▶ [Short task]: All the data below goes into the copy word for word, but the pictures don't.

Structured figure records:
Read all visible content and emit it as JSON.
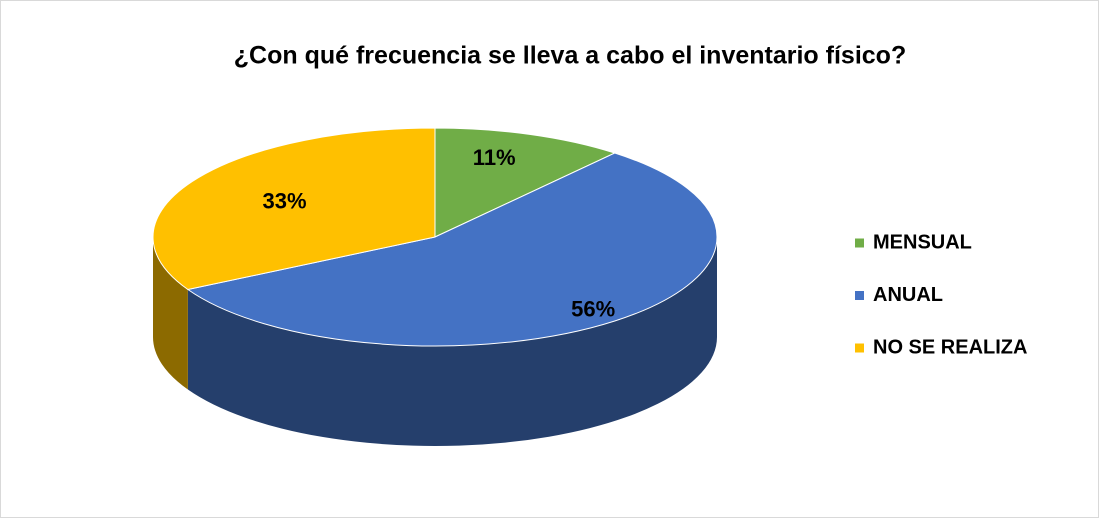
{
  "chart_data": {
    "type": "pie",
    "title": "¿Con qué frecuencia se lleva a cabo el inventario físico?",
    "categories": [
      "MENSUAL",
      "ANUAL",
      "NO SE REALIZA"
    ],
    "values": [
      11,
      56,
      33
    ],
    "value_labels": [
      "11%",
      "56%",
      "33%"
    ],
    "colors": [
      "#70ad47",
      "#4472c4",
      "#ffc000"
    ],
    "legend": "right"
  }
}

▶ [The result]:
Read all visible content and emit it as JSON.
{
  "chart_data": {
    "type": "pie",
    "title": "¿Con qué frecuencia se lleva a cabo el inventario físico?",
    "categories": [
      "MENSUAL",
      "ANUAL",
      "NO SE REALIZA"
    ],
    "values": [
      11,
      56,
      33
    ],
    "value_labels": [
      "11%",
      "56%",
      "33%"
    ],
    "colors": [
      "#70ad47",
      "#4472c4",
      "#ffc000"
    ],
    "legend": "right"
  }
}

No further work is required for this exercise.